Segment Start: Text excerpt

Daniel Iglesias (44) grew up in Spain and later moved to Belgium. In this interview, he talks about his passion for writing and music. About living with autism and the many misconceptions and prejudices about it, and the challenges and discrimination he faces but also the privilege he has as a queer autistic brown vegan, living in Belgium.
Can you give us a short intro on your background? Where you live(d), education, occupation, … ?
I was born in Spain and grew up there. I completed a master in English Philology at Madrid’s Autónoma University. During my studies I lived for a while in England and Belgium with student exchange programs. After getting my degree in Spain, I moved to Belgium to follow a postgraduate course on Dutch literature and language at Antwerp University, and decided to stay there. I have done all kinds of jobs to make ends meet but translating has always been my main source of income. A few years ago, I graduated on Librarianship and Documentation Centres studies. I work as a volunteer at the main library in Antwerp to help migrants and refugees with the choice of material to learn Dutch. I consider myself to be a writer at heart. After spending years writing and translating for others, I decided to do it for myself and finished my first book last year. A story about life at a mental health institution.
You post a lot about music on your IG account. Can you explain why this is important to you?

Segment End: Text excerpt
Segment Start: Stored data

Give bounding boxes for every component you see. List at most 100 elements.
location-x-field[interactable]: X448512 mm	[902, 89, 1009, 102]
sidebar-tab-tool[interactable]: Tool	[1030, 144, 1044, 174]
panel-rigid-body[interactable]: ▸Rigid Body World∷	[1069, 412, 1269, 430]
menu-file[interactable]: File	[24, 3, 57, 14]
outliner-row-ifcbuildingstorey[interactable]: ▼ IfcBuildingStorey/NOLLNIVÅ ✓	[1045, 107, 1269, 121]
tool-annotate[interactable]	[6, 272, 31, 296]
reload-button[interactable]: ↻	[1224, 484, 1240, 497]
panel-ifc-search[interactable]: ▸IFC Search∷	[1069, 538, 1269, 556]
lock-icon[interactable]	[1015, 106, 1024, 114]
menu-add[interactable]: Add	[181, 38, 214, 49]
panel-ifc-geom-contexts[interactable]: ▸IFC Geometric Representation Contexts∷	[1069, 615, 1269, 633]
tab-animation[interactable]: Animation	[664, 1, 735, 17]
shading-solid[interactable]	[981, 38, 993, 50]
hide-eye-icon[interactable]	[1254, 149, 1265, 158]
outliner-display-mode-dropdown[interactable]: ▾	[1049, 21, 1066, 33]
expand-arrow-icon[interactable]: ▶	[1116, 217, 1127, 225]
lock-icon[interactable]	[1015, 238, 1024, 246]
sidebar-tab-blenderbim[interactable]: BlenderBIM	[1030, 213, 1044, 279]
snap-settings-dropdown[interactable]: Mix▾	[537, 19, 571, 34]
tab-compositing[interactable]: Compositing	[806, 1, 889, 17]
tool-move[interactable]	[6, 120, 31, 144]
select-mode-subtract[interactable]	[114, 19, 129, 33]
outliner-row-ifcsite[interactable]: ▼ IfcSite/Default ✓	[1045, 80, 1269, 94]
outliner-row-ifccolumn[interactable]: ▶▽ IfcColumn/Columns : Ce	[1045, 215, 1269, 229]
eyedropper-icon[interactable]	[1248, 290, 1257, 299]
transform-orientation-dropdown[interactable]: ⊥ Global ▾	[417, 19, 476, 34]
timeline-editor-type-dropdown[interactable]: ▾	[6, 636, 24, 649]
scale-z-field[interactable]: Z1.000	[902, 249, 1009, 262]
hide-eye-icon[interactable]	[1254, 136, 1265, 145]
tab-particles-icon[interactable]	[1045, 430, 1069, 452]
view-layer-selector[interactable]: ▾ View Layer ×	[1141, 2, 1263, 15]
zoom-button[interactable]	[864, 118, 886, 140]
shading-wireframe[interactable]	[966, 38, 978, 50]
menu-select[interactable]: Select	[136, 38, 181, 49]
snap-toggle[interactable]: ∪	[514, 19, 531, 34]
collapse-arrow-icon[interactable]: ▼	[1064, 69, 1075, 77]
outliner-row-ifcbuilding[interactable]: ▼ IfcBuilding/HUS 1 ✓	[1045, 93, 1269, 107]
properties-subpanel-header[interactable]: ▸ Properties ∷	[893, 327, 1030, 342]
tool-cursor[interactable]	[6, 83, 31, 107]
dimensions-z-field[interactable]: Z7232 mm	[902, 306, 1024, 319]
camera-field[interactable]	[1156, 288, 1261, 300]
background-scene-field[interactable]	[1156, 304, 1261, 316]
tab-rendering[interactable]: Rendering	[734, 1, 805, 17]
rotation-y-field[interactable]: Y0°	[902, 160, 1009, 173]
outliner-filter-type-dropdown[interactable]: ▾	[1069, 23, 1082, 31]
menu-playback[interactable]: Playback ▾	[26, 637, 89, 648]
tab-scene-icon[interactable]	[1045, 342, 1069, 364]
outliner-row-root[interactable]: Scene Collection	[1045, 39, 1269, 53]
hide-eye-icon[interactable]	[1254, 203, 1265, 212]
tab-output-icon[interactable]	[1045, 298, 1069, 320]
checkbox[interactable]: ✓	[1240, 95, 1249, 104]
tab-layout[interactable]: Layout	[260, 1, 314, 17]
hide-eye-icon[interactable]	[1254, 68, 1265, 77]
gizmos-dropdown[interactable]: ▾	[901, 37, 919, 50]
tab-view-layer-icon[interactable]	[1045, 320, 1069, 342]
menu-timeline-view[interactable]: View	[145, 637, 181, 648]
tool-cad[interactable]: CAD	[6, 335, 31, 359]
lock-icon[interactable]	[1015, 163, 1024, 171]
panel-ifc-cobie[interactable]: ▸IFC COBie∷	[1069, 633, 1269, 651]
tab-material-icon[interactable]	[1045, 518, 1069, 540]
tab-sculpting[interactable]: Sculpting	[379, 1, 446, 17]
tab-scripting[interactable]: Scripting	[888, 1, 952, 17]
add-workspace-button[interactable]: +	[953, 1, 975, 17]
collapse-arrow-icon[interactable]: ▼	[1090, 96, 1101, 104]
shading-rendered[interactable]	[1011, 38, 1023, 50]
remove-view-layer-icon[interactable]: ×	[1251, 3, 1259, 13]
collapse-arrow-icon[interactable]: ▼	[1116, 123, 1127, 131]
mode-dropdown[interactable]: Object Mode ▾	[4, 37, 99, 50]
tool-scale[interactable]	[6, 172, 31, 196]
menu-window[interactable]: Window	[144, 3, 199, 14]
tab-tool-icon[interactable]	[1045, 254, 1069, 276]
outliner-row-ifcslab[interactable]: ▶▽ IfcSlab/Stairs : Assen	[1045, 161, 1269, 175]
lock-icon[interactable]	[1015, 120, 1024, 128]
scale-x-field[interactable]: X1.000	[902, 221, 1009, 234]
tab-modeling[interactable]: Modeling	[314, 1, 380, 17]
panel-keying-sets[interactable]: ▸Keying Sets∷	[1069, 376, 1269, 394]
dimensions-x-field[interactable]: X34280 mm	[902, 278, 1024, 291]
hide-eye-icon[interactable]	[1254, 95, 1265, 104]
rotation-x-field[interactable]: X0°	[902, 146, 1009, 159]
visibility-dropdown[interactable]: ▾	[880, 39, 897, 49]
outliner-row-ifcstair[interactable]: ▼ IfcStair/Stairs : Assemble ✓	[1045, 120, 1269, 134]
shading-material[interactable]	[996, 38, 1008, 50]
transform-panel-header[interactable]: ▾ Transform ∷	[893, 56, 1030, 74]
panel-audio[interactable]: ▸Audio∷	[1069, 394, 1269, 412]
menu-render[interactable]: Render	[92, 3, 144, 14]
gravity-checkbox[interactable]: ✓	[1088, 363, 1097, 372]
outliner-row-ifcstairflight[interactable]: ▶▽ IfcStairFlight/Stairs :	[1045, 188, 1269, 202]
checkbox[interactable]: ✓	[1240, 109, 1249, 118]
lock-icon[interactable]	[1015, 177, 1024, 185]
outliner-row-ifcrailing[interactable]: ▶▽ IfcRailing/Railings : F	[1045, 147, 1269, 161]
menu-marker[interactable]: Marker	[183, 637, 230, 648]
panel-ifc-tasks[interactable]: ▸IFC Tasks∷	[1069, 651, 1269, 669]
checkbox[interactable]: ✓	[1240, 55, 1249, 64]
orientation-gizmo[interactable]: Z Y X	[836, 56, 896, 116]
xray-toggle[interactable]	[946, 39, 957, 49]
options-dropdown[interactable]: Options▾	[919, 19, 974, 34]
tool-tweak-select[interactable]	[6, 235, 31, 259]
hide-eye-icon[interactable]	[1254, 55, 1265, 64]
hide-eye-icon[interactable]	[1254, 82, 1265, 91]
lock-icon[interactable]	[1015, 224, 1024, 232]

Segment End: Stored data

■ **What this exercise asks**:
**1.** According to the interview, what postgraduate course did Daniel Iglesias take at Antwerp University?
**2.** Can you output, word for word, the part of the interview that opens with the words containing "Daniel Iglesias (44)" and closes with "occupation, … ?"?
The entries have no connection to the interview.

■ **Results for the exercise**:
**1.** A postgraduate course on Dutch literature and language.

**2.**
Daniel Iglesias (44) grew up in Spain and later moved to Belgium. In this interview, he talks about his passion for writing and music. About living with autism and the many misconceptions and prejudices about it, and the challenges and discrimination he faces but also the privilege he has as a queer autistic brown vegan, living in Belgium.
Can you give us a short intro on your background? Where you live(d), education, occupation, … ?